→ Extract:
To delineate the role of HGF in radiation-induced effects versus prognostic value, we next evaluated plasma HGF in surgical HCC patients (N = 101). When stratified by the presence of cirrhosis, patients with cirrhosis had significantly higher plasma HGF than those without cirrhosis (p = 0.0027) (Table S4). Moreover, plasma HGF strongly associated with Model for End-stage Liver Disease (MELD) score, a validated measure of liver disease severity, in HCC patients undergoing liver transplantation (Spearman rho = 0.54, p < 0.0001). However, plasma HGF did not significantly associate with disease-free survival (p = 0.22) or OS (p = 0.55). These correlations between plasma HGF and cirrhosis and MELD score indicate that pretreatment HGF level can provide additional sensitivity to identify the population vulnerable to hepatic dysfunction with liver failure.

Discussion

The current individualized radiation treatment for liver cancers is based on mean dose of radiation to the normal liver and is designed to maintain a low risk of classic RILD, a veno-occlusive syndrome. For this reason, classic RILD rates have been low, but nonclassical RILD rates, or worsening hepatic functions, remain high with these same approaches. The current radiation dosing models were not designed to mitigate the risk of nonclassical RILD. In this prospective study, we found a significant association between elevated plasma HGF levels and worsening of CTP score occurring in liver cancer patients treated with high-dose radiotherapy. Importantly, we found that plasma HGF associated not just with the presence of cirrhosis but also with the severity of liver damage in HCC patients. Based on these data, baseline plasma HGF is being currently pursued prospectively as an integral biomarker of liver damage severity and susceptibility to worsening liver function in a phase III trial of radiotherapy for unresectable HCC patients. With successful validation, this study will provide a pretreatment circulating biomarker for patient selection for treatment and radiotherapy personalization.

Methods

Institutional IRB approval and written informed consent from all patients were obtained before study initiation. Detailed methodology is included as Supplemental Methods.

Electronic supplementary material

Supplemental Material (1.7MB, pdf)

→ Complete the following:
1. According to the HGF passage, how many surgical HCC patients had their plasma HGF evaluated?
2. Please resume the HGF passage from the point where it stops.
The data here has nothing to do with the HGF passage.

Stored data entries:

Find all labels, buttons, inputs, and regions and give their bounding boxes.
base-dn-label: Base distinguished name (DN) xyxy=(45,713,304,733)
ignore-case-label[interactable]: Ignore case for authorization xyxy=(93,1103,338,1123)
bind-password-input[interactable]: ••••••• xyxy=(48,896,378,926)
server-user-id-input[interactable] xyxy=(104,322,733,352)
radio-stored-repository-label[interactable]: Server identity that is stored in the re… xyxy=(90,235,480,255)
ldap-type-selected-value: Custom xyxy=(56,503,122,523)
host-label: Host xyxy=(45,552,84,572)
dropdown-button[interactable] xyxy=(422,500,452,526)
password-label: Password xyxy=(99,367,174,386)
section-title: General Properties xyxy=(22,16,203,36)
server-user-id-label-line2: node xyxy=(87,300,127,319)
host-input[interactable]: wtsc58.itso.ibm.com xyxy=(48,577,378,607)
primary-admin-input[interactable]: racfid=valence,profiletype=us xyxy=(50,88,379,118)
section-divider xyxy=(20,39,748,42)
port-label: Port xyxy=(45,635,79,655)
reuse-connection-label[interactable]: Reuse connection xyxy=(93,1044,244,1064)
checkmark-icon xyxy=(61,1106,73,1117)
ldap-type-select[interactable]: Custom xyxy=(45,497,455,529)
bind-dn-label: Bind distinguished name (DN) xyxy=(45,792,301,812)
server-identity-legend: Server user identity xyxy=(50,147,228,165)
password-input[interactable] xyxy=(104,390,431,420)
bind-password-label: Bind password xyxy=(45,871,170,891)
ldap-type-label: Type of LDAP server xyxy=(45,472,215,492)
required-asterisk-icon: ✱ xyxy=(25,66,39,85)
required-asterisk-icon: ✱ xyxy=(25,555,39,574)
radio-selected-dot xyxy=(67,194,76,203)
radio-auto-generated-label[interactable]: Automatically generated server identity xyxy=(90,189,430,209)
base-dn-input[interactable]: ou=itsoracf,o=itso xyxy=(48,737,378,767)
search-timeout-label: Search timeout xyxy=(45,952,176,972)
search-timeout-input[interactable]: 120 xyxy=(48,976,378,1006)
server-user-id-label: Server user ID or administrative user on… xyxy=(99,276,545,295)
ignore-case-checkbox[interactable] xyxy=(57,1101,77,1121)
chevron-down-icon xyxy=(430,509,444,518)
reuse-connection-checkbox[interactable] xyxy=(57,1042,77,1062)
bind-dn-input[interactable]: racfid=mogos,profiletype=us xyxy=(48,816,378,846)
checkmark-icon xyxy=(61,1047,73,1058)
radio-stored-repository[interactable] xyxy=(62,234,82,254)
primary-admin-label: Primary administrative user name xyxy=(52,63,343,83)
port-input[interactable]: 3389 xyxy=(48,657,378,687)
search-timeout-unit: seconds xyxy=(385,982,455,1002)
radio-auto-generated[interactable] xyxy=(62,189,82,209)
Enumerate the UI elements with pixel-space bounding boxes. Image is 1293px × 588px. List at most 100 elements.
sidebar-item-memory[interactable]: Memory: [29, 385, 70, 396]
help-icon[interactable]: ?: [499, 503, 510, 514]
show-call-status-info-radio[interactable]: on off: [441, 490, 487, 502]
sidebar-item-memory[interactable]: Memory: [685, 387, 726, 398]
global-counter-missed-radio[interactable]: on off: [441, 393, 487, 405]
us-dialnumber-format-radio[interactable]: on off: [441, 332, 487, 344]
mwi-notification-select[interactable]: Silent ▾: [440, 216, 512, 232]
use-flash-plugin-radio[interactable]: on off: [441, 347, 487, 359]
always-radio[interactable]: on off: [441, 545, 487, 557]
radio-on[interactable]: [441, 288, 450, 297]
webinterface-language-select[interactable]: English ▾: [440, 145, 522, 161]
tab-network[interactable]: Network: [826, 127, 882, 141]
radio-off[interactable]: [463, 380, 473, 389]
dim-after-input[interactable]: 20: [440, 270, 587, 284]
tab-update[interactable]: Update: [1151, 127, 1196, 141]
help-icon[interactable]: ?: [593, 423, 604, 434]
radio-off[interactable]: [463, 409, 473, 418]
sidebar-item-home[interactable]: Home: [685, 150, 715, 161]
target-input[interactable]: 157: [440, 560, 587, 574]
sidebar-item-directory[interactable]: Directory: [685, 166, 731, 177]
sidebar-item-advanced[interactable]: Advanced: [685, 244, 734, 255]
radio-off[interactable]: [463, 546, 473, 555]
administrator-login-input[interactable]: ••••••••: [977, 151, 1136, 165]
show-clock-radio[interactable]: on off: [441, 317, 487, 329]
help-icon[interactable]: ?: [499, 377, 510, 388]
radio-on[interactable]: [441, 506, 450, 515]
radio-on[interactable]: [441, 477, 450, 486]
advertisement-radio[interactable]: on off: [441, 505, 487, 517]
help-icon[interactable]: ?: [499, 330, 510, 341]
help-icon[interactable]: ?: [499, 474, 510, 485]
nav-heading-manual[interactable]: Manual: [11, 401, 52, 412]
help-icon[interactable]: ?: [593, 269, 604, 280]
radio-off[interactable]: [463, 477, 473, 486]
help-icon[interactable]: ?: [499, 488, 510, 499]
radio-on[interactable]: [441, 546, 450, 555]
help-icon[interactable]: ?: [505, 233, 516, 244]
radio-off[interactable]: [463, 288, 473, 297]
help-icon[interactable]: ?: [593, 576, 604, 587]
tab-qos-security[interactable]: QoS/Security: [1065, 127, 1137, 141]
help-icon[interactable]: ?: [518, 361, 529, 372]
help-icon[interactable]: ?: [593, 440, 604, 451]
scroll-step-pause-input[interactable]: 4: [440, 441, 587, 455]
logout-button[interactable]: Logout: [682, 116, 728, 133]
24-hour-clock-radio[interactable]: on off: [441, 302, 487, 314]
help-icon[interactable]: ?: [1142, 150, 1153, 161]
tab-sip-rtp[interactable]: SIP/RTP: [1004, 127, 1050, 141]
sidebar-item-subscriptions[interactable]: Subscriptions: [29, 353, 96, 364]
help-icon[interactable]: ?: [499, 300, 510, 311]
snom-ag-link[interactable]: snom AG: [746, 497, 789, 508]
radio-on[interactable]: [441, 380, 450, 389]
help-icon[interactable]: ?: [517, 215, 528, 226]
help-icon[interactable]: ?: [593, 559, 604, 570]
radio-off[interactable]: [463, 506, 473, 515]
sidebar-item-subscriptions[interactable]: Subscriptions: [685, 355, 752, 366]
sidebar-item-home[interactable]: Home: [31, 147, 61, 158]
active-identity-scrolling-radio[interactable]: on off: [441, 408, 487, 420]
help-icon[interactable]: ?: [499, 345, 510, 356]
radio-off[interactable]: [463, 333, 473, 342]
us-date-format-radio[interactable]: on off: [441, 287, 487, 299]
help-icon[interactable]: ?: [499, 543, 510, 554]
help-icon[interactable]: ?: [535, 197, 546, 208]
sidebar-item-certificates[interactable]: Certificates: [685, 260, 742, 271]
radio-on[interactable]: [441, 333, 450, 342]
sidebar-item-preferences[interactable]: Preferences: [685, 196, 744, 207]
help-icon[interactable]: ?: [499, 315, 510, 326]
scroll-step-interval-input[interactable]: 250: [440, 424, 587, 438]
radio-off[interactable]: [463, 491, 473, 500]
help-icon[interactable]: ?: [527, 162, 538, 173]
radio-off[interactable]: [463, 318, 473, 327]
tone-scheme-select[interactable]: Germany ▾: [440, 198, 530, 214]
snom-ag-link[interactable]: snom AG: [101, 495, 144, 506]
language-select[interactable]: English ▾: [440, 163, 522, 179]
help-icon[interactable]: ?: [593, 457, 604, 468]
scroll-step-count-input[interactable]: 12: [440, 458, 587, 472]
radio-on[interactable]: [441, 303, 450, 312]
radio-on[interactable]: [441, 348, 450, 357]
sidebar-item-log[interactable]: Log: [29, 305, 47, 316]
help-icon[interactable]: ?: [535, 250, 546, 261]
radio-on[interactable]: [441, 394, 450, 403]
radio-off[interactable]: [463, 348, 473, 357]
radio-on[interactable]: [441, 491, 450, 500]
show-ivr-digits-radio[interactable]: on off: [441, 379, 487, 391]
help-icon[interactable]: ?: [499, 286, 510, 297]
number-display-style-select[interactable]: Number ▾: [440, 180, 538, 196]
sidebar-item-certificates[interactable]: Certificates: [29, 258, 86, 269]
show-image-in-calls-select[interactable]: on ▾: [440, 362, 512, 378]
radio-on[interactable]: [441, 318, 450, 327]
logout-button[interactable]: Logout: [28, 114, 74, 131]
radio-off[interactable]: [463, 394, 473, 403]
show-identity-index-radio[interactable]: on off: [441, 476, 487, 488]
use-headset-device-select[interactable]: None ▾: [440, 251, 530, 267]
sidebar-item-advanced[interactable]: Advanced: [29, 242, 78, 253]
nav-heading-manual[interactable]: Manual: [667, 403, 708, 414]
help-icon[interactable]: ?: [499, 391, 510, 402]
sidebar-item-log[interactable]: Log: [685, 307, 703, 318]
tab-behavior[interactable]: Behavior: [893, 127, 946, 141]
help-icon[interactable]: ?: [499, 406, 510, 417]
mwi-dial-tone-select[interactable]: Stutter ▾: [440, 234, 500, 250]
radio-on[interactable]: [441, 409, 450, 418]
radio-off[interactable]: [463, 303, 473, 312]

→ Your responses:
1. 101 patients.

2.
Acknowledgements

We thank Anna Khachatryan (MGH) for technical support, Marek Ancukiewicz (Probabilitas LLC) for support with statistical analyses, and Theodore Lawrence and Kyle Cuneo (University of Michigan) for useful discussions. This work was supported by grants from the National Cancer Institute Proton Beam/Federal Share (T.S.H. and D.G.D.), P01-CA080124 (D.G.D.) and by EEA-JRP-Romania-Norway no. 4SEE (I.P.).

Author contributions

All authors contributed to acquisition, analysis, or interpretation of data, had full access to all of the data in the study and take responsibility for the integrity of the data and the accuracy of the data analysis. In addition, all authors participated in drafting the work, revised it critically for important intellectual content and approved the final version. Concept and design: T.S.H., I.P., A.X.Z., and D.G.D. Statistical analysis: B.Y.Y. and W.J. Study supervision: T.S.H., I.P., and D.G.D.

Data availability

Data are available on request due to privacy restrictions. The data that support the findings of this study are available on request from the corresponding authors T.S.H. and D.G.D. The data are not publicly available due to them containing information that could compromise research participant privacy.

Competing interests

E.J.K. received research funding from Philips Healthcare, GE Healthcare; royalties for a book, Taylor and Francis; and consulting fees, Augmenix. D.G.D. received honoraria from Bristol-Myers Squibb; consulting fees from Bayer, Tilos, and twoXAR; and research funding from Merrimack, Leap Therapeutics, Bayer, Bristol-Myers Squibb, and Exelixis. No reagents or funding from these companies were used in the study reported here. The other authors declare no competing interests.

Footnotes

Publisher's note: Springer Nature remains neutral with regard to jurisdictional claims in published maps and institutional affiliations.

Contributor Information

Theodore S. Hong, Phone: 1-617-726-4648, Email: TSHONG1@mgh.harvard.edu

Dan G. Duda, Email: gduda@partners.org

Electronic supplementary material

Supplementary information accompanies the paper on the npj Precision Oncology website (10.1038/s41698-018-0065-y).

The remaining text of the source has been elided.